**Problems**
A: Please transcribe the case summary from "The Court of Chancery looked" to "2015 annual meeting.".
B: What date did Opportunity's proposals carry, according to the case summary?

**Text shown**
****************************************
Hill International, Inc. v. Opportunity Partners L.P.
In Hill Int’l, Inc. v. Opportunity Partners L.P., Hill asserted that its announcement in 2014 constituted prior public disclosure of the date of the 2015 annual meeting, and since this disclosure was made more than 70 days in advance, Opportunity’s proposals dated May 7, 2015, was untimely for failing to meet the 30-day-window requirement under the bylaws. Opportunity argued that Hill first gave notice of the date of the annual meeting on April 30, 2015, because that was the first time Hill specifically identified June 9, 2015, as the actual date of its annual meeting, and since the notice was given less than 70 days in advance of the meeting, the 10-day notice period applied and its proposals dated May 7, 2015, were timely.
The Court of Chancery looked at the advance notice provisions of Hill’s bylaws and concluded that “[t]he operative date for determining the time within which the stockholders must give notice is the actual date of the meeting.” The Court of Chancery reasoned that stockholders must know when to show up so that a specific range of dates for compliance can be calculated and, thus, Hill’s announcement in 2014 did not trigger the 30-day-window. Accordingly, the Court of Chancery ruled in favor of Opportunity, enjoining Hill from conducting any business at the annual meeting on June 9, 2015, other than convening the meeting for the sole purpose of adjourning it in order to permit Opportunity to present its proposals set forth in the May 7th notice at Hill’s 2015 annual meeting.
****************************************
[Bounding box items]

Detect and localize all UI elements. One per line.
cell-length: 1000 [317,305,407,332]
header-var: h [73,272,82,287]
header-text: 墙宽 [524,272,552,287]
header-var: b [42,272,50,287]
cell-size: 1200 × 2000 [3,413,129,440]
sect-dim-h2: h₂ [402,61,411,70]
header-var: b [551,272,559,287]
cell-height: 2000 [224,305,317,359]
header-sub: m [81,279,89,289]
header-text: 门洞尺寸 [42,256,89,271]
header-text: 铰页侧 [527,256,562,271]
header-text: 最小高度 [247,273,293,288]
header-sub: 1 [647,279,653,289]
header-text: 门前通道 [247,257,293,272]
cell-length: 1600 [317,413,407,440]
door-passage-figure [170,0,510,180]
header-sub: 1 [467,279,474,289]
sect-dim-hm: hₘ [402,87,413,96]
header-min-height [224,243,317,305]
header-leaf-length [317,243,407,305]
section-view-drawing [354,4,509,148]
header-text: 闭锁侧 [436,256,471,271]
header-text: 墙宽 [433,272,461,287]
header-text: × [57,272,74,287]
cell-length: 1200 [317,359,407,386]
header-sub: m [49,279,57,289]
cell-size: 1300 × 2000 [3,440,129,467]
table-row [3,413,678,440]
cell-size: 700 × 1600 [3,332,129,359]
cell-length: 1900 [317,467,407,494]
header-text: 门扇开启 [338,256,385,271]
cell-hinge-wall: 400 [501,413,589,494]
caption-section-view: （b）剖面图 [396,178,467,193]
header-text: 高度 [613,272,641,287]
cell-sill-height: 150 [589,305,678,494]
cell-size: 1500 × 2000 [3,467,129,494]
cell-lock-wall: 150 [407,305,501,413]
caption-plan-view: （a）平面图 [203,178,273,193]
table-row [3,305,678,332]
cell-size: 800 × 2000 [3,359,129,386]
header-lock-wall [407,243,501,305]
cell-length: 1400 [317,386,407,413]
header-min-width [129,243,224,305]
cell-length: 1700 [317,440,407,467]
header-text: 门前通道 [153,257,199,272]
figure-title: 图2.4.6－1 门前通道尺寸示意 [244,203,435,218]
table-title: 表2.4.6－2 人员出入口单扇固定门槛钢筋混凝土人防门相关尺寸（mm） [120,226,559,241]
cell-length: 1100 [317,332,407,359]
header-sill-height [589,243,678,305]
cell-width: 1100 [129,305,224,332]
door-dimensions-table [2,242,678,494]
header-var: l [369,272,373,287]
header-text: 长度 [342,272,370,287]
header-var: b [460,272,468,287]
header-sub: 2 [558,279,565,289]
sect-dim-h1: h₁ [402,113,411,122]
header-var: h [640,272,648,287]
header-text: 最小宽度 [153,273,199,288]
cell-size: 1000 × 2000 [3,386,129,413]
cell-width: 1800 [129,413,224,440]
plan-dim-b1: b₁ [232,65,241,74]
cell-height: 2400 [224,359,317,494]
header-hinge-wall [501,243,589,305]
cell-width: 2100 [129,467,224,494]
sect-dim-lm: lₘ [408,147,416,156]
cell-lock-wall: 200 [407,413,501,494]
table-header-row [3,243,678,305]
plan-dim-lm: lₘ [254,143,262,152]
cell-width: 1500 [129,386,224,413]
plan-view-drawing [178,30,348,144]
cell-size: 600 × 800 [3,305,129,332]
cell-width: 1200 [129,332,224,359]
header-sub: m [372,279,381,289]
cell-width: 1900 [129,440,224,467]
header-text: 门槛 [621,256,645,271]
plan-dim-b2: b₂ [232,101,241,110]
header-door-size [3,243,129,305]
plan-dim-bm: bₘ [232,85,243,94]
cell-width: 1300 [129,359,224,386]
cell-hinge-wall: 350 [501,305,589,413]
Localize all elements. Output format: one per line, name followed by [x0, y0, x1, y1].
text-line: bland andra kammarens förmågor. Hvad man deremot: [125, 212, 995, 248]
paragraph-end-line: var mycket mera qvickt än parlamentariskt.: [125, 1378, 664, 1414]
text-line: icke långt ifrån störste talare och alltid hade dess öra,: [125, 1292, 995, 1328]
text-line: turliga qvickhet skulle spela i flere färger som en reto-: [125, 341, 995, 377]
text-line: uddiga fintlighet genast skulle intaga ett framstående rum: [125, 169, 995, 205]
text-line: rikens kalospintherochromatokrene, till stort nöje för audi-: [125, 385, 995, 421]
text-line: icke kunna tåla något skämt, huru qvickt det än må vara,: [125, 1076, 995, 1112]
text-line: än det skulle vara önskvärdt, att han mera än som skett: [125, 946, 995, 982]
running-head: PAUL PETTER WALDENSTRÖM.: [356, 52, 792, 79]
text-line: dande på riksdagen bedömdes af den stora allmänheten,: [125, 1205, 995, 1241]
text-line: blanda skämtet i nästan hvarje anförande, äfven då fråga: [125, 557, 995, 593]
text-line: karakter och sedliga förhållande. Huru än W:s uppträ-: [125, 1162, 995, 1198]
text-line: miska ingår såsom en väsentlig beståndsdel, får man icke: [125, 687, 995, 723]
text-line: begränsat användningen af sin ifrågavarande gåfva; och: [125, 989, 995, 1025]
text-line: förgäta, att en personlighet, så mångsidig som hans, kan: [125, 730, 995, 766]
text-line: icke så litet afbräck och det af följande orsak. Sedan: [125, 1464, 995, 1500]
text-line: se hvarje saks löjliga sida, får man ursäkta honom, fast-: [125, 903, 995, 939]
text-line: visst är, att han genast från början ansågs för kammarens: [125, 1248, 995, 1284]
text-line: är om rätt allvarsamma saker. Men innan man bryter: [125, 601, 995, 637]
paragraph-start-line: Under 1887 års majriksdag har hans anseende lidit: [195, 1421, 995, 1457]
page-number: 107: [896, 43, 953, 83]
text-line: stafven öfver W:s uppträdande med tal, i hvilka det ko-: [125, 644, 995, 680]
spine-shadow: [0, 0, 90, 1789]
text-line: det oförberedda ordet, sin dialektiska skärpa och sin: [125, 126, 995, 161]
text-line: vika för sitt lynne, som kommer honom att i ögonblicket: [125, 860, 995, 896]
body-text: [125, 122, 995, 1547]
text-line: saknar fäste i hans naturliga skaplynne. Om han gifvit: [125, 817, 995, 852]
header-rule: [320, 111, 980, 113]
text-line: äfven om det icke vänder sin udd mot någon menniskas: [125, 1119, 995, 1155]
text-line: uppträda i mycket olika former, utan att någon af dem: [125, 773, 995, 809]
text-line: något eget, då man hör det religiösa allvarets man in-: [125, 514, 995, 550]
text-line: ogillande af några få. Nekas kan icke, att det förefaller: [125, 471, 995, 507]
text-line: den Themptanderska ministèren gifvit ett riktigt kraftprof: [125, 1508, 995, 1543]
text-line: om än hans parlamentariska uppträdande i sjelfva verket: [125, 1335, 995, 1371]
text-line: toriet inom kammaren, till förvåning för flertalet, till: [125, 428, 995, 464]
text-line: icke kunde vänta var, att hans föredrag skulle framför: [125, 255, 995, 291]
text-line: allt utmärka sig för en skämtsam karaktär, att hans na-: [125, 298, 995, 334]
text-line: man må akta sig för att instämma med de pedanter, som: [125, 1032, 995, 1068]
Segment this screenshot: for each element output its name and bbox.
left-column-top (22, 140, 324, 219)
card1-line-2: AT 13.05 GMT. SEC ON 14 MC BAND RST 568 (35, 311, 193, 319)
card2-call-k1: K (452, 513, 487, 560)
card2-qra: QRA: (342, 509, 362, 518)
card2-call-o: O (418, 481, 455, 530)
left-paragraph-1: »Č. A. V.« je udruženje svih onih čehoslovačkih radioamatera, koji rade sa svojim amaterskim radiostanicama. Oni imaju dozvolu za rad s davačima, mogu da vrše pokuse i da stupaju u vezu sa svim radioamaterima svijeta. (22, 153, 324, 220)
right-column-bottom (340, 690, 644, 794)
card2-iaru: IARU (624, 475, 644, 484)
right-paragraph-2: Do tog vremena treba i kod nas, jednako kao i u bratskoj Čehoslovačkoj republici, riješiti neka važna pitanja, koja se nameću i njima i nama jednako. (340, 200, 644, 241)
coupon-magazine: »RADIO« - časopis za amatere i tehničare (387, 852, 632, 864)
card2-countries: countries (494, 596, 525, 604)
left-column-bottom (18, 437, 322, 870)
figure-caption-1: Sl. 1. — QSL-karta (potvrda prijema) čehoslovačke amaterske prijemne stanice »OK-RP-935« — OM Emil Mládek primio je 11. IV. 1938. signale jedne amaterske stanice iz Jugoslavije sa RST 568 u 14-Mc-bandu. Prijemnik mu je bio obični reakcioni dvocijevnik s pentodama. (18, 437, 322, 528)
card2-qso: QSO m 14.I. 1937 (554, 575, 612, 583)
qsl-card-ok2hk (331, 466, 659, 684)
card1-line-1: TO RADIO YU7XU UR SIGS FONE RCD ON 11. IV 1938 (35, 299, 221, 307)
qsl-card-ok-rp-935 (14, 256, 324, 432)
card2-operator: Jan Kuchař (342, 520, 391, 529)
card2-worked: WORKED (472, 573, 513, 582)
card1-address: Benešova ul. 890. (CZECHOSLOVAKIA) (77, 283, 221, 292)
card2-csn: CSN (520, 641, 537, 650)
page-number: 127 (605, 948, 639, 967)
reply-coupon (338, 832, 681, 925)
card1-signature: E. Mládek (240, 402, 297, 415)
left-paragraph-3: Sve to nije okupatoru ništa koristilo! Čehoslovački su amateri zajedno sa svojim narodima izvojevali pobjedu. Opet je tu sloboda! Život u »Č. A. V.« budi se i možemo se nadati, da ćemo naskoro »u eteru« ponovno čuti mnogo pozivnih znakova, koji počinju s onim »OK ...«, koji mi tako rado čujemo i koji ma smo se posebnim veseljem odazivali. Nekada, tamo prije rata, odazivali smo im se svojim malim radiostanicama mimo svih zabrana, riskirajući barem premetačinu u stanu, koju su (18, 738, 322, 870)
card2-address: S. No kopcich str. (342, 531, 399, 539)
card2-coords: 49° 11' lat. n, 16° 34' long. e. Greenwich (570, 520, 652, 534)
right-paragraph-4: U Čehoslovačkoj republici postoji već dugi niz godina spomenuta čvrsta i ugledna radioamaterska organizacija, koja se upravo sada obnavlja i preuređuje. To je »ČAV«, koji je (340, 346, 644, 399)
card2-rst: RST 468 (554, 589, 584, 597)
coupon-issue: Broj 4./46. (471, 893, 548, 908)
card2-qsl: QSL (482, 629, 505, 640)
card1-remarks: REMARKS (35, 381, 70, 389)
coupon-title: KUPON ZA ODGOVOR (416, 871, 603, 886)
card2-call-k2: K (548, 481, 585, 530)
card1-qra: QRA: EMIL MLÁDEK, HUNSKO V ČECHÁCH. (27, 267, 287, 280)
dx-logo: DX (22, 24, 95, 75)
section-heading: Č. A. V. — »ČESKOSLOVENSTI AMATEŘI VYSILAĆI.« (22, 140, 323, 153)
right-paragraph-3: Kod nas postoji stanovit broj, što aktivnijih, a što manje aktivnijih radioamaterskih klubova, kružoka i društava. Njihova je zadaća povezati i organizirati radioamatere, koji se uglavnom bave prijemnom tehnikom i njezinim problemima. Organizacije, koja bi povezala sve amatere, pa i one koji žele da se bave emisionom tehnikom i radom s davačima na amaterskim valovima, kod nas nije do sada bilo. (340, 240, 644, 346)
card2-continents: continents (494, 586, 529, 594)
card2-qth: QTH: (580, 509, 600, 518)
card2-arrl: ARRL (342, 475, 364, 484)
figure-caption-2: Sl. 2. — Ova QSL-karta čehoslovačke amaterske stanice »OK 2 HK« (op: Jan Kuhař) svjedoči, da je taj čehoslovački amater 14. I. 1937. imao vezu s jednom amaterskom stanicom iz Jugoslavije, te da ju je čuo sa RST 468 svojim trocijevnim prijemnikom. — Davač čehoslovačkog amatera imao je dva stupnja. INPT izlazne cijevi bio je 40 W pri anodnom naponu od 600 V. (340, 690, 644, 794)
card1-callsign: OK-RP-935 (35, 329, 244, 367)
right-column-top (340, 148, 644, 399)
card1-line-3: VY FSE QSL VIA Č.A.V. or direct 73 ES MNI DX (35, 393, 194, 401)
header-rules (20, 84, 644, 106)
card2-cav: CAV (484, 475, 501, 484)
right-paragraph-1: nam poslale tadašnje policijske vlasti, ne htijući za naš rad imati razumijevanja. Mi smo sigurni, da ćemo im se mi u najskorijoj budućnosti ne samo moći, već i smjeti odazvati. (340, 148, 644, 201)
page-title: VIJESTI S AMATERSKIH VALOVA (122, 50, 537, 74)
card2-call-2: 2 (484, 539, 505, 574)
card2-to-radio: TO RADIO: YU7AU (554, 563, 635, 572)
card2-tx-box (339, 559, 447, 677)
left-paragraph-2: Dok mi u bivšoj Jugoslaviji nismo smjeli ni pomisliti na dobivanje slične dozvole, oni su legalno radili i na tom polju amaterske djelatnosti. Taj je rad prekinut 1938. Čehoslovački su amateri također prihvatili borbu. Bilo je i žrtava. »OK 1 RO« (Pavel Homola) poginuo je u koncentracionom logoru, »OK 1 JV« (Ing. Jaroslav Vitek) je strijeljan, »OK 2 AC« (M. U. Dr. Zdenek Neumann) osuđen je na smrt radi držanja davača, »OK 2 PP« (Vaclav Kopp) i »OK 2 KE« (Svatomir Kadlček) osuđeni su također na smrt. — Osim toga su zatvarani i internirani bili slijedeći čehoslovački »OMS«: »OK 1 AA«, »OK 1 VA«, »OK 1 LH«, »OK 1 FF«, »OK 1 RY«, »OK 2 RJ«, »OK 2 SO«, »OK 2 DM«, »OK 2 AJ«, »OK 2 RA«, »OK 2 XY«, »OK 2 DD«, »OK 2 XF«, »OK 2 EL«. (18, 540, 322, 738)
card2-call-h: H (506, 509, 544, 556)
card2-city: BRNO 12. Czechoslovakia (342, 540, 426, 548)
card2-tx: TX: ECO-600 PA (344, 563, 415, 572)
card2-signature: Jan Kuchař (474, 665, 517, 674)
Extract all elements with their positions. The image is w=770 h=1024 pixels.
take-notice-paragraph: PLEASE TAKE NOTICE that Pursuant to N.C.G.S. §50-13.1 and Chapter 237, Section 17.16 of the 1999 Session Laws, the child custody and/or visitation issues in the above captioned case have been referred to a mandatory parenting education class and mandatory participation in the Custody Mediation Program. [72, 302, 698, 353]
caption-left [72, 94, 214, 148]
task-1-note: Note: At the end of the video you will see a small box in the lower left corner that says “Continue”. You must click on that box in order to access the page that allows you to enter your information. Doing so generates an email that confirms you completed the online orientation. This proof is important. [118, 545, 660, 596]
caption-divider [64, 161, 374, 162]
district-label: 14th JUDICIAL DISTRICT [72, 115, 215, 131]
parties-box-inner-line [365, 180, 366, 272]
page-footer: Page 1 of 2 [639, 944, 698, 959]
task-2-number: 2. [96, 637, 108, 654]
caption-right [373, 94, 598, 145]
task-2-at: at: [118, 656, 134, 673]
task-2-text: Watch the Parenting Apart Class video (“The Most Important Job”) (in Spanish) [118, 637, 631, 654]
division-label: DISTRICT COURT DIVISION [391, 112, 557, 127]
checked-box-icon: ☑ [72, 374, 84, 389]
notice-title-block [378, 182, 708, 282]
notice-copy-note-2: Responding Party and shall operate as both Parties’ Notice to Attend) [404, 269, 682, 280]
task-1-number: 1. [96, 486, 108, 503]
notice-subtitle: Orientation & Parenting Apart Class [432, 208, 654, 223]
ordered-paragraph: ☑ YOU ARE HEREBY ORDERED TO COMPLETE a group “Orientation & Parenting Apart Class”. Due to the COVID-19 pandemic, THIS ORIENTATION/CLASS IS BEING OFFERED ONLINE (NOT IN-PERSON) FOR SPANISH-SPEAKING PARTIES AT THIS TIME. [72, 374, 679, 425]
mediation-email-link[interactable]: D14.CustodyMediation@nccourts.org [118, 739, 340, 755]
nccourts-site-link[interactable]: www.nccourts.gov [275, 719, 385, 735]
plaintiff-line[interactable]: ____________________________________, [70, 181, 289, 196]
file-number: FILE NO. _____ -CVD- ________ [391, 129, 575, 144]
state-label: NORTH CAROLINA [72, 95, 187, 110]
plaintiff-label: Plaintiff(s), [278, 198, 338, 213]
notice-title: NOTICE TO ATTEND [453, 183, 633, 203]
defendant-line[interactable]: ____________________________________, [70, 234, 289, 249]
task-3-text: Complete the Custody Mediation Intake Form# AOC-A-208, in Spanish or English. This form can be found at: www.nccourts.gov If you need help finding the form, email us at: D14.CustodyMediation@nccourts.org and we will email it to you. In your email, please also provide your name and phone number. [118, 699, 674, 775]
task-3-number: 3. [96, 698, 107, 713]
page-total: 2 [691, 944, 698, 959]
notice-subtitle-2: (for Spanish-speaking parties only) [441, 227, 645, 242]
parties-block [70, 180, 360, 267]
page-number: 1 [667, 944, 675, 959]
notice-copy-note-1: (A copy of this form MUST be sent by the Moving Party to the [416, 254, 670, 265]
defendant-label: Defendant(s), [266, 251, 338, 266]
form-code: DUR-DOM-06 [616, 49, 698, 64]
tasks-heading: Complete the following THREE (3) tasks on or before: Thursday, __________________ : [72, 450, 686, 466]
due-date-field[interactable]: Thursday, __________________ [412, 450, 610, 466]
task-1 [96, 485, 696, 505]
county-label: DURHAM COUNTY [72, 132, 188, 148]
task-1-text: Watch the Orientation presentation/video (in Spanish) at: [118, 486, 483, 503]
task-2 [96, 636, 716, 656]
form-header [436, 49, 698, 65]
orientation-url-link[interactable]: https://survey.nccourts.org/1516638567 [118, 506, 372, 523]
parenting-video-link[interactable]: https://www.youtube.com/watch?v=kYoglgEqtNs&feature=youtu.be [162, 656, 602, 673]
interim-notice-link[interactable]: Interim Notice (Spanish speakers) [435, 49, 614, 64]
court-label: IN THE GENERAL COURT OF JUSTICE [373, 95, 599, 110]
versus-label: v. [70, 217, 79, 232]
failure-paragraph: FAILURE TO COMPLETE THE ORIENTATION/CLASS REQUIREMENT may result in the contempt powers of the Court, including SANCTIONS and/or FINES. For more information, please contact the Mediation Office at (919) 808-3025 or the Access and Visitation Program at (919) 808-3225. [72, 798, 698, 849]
****************************************
**Correct answers**
A:
The Court of Chancery looked at the advance notice provisions of Hill’s bylaws and concluded that “[t]he operative date for determining the time within which the stockholders must give notice is the actual date of the meeting.” The Court of Chancery reasoned that stockholders must know when to show up so that a specific range of dates for compliance can be calculated and, thus, Hill’s announcement in 2014 did not trigger the 30-day-window. Accordingly, the Court of Chancery ruled in favor of Opportunity, enjoining Hill from conducting any business at the annual meeting on June 9, 2015, other than convening the meeting for the sole purpose of adjourning it in order to permit Opportunity to present its proposals set forth in the May 7th notice at Hill’s 2015 annual meeting.

B: May 7, 2015